Centauro was deployed in the former Yugoslavia and Somalia, where the design proved successful. Centauro was usually employed to escort motor convoys, for wide area control and for road patrols.

Centauros were also deployed during operation Antica Babilonia, the Italian involvement in the Iraq War. During this operation, a Centauro troop took part in the battle for the bridges of Nassiriya, destroying a building where snipers were hiding.

In 2003, Spain deployed six Centauro 105/52mm to Iraq for the self-defense of their troops.

Variants

Anti-tank

 Centauro 105mm
 The baseline and original version, also called Centauro Reconnaissance Anti-Tank.

 Centauro 120mm
 Upgraded Centauro with a low recoil 120 mm L/45 cannon (unrelated to the Rheinmetall L/44 120mm) in a newly designed turret and with new composite armour that can resist up to 40mm APFSDS rounds on the front and 14.5mm on the rest of the body. This vehicle was also used as a testbed for various technologies that would be used in the B1 Centauro's successor vehicle, the Centauro II.

 Centauro II
 In July 2018, the Italian Army signed a €159 million (USD $186 million) contract to acquire 10 Centauro II tank destroyers, the first tranche of a planned 150-vehicle order. The 30-ton Centauro II is based on the Freccia chassis with a two-man turret with a 120 mm gun. Additional improvements include a digital communications system, a 720 hp engine delivering 24 hp/ton, and wheels extending farther out from the hull for greater stability and better protection against mine blasts.

-=-=-=-=-

- [GIVEN REQUEST 1]
List every vehicle variant named under the "Variants" heading in the passage on the Centauro.
- [GIVEN REQUEST 2]
Render this sentence from the Centauro passage into French: "In 2003, Spain deployed six Centauro 105/52mm to Iraq for the self-defense of their troops."
- [GIVEN REQUEST 3]
Using the Centauro passage, answer the following:
(a) What was the name of the operation for the Italian involvement in the Iraq War?
(b) What was the value of the contract the Italian Army signed in July 2018?
(c) What is the power of the Centauro II's engine?

(Raw records)
-=-=-=-=-

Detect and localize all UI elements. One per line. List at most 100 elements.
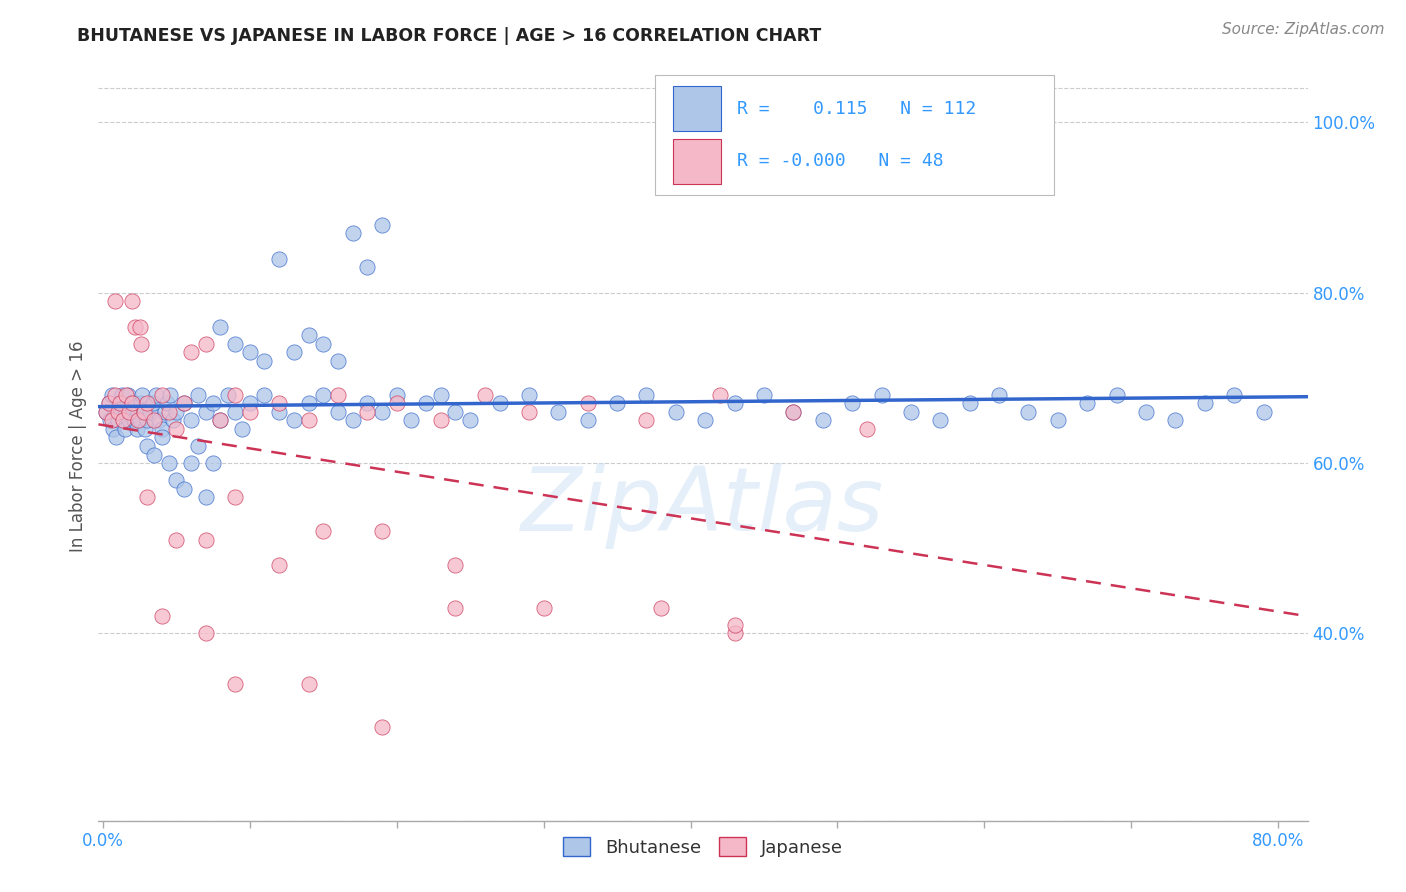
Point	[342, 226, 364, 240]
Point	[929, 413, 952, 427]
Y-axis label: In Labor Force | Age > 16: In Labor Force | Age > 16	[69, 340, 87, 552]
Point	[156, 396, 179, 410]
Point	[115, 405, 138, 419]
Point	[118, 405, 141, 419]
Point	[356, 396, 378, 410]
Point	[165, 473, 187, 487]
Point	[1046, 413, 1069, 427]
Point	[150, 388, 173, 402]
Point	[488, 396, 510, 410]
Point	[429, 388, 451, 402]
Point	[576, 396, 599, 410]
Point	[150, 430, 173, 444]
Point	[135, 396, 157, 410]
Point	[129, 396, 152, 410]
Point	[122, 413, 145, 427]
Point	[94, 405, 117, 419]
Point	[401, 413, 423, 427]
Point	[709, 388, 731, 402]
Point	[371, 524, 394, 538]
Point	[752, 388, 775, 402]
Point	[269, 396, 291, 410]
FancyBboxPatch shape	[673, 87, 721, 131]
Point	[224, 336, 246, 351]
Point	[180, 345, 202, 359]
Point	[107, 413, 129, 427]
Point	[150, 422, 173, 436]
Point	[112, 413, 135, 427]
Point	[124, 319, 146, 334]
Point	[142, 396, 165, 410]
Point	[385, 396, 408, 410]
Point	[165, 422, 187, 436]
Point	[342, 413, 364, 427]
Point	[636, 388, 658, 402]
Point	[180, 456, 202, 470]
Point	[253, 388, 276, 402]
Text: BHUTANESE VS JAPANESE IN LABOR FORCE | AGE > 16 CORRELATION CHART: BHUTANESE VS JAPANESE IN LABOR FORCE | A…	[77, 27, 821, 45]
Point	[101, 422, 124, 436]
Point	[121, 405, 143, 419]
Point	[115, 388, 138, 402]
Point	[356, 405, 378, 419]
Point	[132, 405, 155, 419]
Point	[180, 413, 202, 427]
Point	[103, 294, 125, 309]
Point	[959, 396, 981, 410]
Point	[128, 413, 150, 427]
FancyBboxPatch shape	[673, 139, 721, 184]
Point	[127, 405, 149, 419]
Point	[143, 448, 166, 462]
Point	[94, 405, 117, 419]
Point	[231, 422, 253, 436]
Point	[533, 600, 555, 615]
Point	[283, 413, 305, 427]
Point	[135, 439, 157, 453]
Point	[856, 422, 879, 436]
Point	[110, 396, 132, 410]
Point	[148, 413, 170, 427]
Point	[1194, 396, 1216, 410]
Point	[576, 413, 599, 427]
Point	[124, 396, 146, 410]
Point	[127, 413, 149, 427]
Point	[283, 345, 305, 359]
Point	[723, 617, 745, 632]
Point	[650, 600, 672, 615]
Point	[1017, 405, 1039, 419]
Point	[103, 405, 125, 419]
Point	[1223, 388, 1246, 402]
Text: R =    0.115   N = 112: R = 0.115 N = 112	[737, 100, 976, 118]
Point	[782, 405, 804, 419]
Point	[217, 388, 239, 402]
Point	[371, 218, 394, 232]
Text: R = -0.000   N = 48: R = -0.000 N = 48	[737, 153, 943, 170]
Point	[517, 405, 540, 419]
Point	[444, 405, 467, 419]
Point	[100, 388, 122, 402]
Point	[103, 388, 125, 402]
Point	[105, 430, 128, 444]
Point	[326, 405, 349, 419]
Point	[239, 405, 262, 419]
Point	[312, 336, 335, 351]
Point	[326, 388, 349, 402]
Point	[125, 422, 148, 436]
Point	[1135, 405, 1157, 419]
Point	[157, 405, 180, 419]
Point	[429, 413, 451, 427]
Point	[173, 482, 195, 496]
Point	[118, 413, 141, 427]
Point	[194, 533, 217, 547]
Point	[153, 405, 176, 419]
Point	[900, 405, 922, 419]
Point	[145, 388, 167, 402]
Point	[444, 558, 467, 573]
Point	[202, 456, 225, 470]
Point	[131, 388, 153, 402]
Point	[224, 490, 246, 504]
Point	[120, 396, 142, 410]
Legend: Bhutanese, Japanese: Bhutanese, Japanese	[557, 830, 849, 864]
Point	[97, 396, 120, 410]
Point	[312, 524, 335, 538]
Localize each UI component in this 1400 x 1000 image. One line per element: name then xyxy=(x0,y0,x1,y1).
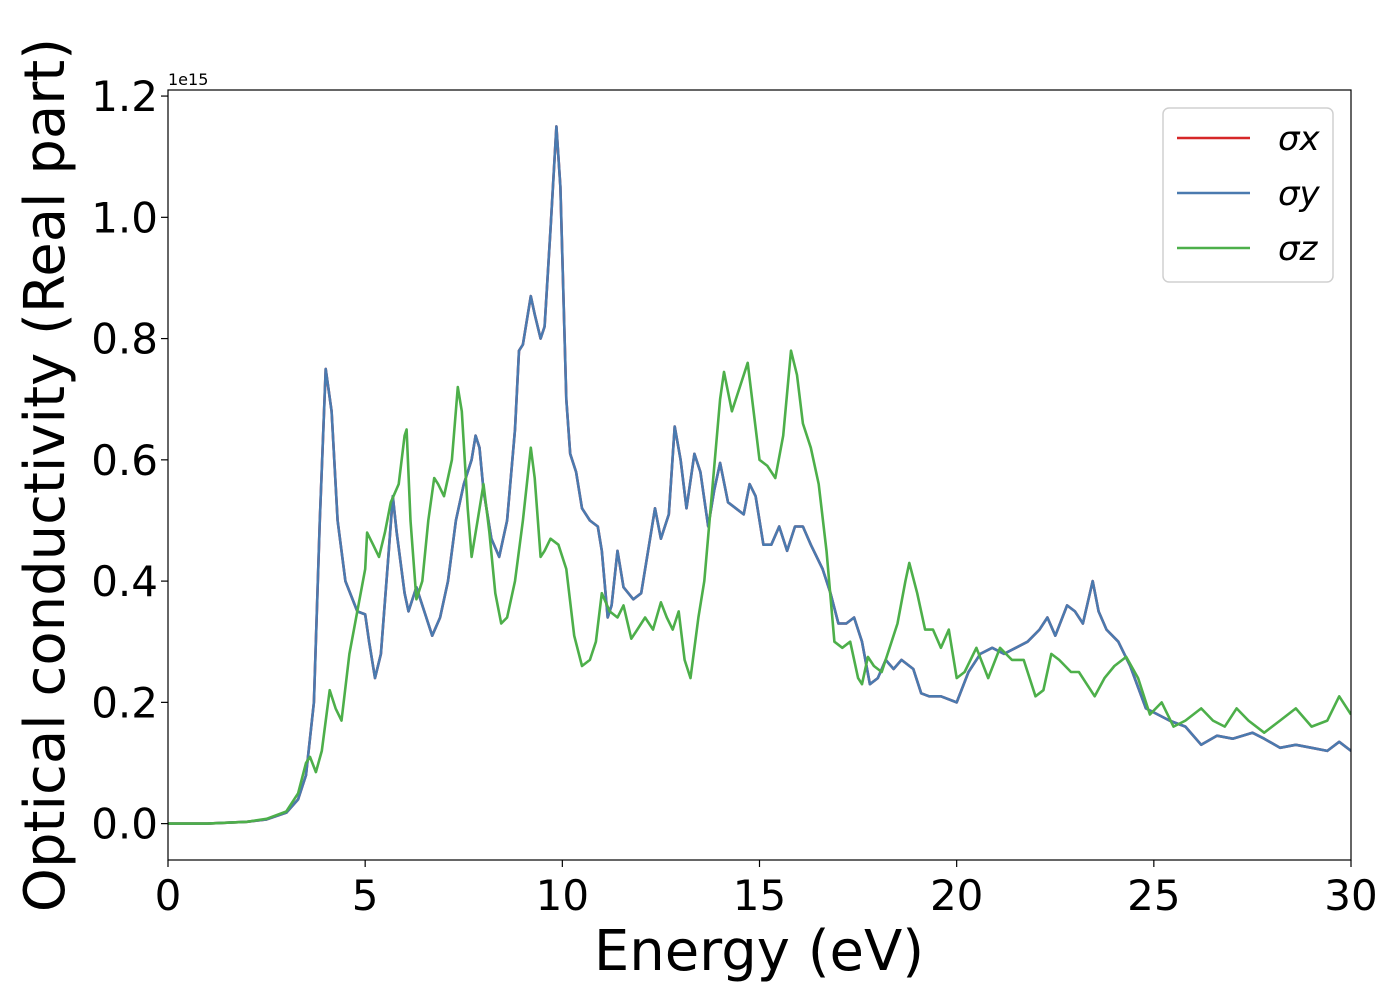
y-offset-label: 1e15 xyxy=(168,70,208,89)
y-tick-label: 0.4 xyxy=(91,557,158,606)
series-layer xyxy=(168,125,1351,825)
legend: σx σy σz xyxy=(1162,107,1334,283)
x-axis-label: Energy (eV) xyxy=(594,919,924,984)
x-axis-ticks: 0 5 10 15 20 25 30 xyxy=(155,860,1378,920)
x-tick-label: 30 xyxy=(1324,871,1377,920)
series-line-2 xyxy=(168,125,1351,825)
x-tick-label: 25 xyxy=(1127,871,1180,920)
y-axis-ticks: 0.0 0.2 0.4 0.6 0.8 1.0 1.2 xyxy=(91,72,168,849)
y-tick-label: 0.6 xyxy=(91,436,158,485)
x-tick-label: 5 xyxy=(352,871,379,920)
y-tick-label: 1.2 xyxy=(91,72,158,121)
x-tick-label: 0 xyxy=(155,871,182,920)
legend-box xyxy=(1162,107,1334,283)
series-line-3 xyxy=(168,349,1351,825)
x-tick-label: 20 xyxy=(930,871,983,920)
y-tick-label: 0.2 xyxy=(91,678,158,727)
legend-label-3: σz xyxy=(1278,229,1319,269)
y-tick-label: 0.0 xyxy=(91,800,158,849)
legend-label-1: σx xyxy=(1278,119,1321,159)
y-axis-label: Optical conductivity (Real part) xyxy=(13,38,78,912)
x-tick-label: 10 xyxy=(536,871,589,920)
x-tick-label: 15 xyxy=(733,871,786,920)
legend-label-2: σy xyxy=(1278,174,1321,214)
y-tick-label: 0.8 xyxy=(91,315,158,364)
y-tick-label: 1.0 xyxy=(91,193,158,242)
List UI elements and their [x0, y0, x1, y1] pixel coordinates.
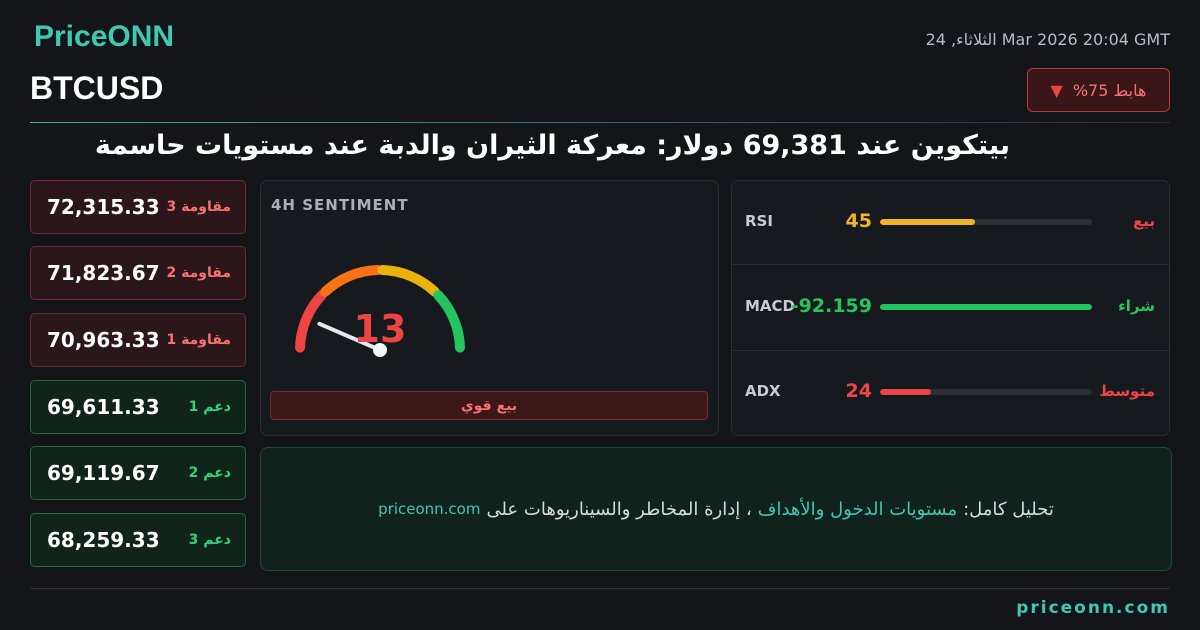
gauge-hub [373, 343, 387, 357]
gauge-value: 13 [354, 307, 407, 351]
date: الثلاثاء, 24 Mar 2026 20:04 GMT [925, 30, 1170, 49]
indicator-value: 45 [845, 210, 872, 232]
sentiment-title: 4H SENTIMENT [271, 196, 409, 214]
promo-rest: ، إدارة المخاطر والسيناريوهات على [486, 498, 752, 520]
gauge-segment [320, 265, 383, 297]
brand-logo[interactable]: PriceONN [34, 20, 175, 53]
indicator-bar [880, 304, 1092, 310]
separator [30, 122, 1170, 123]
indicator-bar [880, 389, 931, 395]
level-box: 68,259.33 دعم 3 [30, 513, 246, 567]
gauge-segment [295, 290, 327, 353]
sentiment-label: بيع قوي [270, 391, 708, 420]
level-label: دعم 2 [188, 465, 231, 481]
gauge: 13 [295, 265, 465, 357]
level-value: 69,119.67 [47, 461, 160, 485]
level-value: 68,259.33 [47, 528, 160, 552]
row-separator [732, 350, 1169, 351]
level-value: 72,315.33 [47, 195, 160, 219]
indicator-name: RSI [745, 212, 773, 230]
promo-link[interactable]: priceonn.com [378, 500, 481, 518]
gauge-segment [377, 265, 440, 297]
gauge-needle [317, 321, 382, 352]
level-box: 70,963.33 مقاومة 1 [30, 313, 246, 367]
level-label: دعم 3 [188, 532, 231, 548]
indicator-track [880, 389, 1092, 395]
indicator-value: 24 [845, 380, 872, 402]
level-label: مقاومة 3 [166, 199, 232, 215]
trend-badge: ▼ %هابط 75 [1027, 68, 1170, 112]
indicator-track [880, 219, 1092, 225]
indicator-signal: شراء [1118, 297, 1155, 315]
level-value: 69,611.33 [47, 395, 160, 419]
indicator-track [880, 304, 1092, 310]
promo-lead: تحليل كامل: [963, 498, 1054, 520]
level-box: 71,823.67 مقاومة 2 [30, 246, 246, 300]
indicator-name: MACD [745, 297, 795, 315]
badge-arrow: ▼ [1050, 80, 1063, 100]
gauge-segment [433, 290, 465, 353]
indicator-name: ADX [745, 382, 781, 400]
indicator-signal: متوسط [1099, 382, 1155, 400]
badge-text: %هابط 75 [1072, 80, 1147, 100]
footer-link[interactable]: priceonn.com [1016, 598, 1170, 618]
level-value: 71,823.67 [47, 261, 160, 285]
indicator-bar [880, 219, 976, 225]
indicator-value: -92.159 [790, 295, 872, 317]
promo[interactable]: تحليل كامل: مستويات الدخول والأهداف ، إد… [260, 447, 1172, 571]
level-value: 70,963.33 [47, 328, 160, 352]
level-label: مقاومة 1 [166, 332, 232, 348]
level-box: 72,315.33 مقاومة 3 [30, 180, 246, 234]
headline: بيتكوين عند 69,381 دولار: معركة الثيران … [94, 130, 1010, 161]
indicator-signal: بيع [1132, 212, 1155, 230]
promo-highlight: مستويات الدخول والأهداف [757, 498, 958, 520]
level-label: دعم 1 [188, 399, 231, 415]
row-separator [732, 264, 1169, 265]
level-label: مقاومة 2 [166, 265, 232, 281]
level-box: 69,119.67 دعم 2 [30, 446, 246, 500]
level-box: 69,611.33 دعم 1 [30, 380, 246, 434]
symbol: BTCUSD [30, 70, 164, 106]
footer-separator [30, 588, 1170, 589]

-=-=-=-=-

- [FINAL RESULT 1]
Centauro 105mm
Centauro 120mm
Centauro II

- [FINAL RESULT 2]
En 2003, l'Espagne a déployé six Centauro 105/52 mm en Irak pour l'autodéfense de ses troupes.

- [FINAL RESULT 3]
(a) Operation Antica Babilonia
(b) €159 million (USD $186 million)
(c) 720 hp